• [TASK DETAILS]: Look through the data below. Collect every line where the word "relative" occurs.
-- ENTRIES SUPPLIED start --
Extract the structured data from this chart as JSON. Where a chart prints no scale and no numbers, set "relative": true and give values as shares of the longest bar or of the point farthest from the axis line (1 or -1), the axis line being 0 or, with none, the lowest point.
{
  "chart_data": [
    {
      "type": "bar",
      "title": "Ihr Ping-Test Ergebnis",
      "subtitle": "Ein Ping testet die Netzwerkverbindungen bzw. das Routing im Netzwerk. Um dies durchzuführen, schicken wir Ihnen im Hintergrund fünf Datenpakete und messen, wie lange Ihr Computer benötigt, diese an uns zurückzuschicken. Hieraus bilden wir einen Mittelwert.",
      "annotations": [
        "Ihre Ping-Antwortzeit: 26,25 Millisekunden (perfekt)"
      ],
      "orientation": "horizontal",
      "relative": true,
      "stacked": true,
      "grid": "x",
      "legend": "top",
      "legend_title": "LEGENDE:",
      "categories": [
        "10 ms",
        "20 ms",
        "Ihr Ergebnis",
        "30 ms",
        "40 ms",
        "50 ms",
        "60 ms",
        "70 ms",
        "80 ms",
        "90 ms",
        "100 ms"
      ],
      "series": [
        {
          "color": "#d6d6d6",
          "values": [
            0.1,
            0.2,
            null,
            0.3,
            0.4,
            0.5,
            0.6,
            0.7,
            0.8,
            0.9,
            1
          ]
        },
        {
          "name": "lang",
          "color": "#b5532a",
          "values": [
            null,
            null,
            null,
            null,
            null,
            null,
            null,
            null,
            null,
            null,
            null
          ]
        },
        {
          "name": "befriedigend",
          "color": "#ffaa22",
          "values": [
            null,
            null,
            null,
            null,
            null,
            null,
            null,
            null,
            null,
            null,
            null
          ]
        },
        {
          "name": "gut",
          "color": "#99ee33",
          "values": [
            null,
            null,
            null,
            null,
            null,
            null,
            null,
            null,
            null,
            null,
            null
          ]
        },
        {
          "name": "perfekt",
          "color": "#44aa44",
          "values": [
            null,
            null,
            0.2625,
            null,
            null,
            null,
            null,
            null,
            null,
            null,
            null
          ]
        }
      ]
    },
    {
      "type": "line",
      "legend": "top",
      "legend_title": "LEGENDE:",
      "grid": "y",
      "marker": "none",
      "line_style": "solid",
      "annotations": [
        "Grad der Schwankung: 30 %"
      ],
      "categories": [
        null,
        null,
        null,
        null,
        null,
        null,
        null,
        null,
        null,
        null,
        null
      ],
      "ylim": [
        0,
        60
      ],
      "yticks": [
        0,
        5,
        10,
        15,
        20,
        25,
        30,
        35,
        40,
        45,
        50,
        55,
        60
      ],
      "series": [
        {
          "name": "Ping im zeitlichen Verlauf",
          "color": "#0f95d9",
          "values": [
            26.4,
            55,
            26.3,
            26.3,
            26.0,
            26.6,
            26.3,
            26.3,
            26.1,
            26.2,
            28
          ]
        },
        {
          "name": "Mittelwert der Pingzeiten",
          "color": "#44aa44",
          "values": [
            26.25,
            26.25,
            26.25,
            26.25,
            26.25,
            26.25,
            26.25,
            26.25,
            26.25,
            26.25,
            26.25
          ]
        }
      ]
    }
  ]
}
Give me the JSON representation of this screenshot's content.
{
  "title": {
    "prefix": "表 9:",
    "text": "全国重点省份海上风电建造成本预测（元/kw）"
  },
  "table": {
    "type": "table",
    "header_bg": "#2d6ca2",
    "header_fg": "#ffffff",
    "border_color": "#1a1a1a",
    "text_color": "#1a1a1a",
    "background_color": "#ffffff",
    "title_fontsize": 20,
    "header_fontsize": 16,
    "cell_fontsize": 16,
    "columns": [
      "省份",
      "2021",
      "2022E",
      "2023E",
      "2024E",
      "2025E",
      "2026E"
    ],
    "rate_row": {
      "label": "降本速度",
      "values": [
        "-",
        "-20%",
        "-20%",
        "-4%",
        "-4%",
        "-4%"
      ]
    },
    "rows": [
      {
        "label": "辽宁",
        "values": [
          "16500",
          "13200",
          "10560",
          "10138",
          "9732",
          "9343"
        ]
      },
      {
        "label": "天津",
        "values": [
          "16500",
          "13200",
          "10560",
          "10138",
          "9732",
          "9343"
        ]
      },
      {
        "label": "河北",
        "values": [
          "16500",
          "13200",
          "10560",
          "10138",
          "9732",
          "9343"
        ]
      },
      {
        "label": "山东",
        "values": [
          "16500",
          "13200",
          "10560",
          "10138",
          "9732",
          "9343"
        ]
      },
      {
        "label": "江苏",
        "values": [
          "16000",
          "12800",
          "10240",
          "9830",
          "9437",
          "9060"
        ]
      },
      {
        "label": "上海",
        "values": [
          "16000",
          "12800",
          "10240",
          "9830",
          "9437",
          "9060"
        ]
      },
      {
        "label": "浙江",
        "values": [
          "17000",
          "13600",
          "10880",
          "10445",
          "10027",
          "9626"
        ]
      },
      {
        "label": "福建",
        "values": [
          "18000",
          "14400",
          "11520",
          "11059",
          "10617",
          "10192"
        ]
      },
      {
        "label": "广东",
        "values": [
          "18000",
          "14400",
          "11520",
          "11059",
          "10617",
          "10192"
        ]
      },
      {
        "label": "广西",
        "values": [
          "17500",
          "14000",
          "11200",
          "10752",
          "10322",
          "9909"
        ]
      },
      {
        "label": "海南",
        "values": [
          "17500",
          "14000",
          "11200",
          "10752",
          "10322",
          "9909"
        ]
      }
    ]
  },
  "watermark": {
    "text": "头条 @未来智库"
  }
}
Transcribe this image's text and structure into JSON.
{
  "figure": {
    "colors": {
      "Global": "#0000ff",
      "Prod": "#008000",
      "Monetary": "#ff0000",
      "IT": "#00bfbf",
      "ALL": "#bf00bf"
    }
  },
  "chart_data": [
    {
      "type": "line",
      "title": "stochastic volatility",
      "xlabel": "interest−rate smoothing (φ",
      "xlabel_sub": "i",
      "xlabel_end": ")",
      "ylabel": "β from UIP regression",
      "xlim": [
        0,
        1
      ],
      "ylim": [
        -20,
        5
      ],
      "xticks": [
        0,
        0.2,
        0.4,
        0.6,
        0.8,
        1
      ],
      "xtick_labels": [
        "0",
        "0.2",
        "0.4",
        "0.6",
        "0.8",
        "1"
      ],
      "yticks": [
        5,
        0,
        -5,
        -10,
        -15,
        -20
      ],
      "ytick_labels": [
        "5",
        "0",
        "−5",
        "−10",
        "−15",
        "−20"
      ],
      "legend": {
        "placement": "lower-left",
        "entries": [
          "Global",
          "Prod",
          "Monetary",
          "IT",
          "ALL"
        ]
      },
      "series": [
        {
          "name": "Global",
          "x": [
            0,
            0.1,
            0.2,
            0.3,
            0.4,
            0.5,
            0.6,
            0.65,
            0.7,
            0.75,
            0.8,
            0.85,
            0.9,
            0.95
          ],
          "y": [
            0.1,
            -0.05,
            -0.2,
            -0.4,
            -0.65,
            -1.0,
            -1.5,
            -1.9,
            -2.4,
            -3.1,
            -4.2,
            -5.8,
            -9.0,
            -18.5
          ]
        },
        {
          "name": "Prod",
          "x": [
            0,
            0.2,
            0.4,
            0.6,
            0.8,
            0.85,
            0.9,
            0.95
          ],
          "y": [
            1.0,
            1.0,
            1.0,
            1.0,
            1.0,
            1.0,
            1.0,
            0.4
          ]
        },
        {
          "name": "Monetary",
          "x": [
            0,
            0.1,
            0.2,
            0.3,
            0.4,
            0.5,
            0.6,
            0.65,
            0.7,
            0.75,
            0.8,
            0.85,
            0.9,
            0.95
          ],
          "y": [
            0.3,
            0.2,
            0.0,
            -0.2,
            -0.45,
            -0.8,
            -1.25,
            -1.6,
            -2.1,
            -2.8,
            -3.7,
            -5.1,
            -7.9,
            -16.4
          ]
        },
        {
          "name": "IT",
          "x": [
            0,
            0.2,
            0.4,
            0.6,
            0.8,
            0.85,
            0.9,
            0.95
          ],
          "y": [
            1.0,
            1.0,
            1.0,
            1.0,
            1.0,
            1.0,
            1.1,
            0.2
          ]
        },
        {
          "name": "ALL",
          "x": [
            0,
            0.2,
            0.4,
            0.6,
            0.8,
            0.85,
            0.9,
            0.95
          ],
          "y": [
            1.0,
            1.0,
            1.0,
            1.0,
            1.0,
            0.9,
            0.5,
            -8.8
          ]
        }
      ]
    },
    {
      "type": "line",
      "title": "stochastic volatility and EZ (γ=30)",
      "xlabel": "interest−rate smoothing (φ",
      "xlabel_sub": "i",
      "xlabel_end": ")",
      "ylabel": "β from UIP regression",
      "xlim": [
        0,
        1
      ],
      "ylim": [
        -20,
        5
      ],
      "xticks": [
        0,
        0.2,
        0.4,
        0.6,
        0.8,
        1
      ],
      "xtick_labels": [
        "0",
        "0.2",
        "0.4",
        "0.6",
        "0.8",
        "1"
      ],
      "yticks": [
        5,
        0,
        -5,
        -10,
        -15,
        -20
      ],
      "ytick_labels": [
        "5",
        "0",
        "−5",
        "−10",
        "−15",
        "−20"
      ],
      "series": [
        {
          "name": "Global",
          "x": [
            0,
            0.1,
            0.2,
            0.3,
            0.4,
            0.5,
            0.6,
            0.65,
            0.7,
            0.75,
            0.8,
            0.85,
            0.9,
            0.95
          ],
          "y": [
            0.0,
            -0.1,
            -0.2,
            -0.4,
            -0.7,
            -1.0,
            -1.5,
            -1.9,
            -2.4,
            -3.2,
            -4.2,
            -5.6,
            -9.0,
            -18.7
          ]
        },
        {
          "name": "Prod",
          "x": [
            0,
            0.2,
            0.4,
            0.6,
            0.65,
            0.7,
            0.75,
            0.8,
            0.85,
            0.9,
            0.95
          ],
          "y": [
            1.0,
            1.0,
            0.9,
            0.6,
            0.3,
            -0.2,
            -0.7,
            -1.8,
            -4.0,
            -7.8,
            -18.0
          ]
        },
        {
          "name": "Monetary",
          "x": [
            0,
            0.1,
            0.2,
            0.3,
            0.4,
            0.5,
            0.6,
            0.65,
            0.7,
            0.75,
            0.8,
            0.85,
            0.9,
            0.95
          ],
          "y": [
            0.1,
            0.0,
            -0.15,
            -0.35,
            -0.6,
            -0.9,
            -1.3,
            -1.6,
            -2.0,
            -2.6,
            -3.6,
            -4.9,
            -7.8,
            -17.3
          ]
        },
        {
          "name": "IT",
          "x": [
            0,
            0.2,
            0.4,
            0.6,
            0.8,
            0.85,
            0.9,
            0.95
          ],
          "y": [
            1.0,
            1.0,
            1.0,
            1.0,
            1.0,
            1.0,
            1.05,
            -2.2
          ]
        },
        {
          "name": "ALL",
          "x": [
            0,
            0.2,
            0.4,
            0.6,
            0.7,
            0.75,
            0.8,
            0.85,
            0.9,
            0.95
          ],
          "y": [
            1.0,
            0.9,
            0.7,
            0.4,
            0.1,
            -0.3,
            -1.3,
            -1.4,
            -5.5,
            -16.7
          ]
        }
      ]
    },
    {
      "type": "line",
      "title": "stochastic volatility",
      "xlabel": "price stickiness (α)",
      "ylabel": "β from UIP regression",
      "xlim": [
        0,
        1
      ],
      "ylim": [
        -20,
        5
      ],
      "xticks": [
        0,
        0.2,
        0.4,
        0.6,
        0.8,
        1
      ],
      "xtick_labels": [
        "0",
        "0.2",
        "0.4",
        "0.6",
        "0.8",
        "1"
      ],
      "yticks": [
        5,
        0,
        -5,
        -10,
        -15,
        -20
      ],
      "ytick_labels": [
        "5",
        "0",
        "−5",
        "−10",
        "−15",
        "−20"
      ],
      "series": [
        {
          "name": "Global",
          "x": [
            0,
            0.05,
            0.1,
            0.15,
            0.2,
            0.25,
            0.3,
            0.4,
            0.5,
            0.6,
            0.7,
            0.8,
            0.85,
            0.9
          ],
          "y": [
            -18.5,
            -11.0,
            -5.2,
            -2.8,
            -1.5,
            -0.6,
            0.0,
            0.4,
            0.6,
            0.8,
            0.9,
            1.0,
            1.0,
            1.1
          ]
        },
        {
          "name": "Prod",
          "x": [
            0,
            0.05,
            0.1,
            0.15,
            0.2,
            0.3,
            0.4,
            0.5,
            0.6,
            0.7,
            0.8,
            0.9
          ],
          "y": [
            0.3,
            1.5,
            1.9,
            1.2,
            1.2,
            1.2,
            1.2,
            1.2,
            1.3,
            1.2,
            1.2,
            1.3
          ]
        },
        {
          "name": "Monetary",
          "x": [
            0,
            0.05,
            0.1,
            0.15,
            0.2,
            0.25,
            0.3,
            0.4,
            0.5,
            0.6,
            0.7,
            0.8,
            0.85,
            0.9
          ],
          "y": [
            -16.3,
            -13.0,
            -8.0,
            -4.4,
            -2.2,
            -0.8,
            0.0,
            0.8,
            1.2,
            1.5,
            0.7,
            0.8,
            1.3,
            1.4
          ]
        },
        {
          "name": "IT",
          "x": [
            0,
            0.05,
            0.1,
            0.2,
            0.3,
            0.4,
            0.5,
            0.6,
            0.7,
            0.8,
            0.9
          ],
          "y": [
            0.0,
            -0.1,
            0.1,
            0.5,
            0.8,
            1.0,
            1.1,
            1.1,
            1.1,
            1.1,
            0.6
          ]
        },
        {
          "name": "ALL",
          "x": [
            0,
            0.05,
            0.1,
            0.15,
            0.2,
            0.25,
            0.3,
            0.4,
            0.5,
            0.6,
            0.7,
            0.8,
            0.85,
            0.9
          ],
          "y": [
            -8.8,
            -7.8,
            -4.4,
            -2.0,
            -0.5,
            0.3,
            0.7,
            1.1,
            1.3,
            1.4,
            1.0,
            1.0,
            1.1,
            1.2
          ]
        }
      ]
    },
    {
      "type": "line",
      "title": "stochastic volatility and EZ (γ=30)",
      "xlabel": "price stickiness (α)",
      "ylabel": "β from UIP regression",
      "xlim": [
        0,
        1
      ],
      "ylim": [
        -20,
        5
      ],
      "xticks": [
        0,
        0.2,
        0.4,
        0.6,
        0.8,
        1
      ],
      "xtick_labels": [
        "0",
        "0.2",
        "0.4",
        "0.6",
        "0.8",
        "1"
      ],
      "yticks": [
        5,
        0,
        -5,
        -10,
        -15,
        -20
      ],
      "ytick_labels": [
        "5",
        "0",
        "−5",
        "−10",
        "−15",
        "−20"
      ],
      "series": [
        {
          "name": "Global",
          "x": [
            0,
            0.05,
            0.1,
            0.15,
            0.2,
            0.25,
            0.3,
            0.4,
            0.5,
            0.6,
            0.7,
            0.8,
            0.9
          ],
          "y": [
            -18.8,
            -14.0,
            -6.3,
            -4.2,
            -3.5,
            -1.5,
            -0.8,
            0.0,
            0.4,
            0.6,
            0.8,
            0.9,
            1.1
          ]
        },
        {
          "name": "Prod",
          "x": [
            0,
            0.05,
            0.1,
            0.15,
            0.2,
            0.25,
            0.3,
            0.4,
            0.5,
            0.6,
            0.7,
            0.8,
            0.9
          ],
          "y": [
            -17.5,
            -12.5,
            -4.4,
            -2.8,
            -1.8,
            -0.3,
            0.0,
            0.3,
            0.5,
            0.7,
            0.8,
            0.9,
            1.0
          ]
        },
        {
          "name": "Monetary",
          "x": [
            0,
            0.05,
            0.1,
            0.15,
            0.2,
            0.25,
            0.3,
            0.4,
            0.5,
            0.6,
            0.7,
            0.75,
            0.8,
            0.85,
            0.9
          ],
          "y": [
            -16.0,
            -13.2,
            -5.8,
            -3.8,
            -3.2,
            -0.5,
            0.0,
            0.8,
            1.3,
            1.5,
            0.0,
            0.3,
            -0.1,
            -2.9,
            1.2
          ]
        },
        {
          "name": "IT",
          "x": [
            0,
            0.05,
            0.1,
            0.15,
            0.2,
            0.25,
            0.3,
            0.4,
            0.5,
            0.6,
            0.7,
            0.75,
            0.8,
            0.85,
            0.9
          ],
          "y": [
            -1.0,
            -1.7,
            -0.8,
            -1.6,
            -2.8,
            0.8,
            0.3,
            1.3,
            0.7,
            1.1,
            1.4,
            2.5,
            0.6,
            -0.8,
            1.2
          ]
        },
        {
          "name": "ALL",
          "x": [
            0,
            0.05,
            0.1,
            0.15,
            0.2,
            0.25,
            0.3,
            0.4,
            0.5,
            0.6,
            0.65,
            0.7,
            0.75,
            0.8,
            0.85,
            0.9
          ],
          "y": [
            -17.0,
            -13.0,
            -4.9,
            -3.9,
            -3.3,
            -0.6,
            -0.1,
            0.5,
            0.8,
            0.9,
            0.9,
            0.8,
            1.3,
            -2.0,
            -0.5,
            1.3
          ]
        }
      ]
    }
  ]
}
-- ENTRIES SUPPLIED end --
• [FINAL RESULT]:
Extract the structured data from this chart as JSON. Where a chart prints no scale and no numbers, set "relative": true and give values as shares of the longest bar or of the point farthest from the axis line (1 or -1), the axis line being 0 or, with none, the lowest point.
      "relative": true,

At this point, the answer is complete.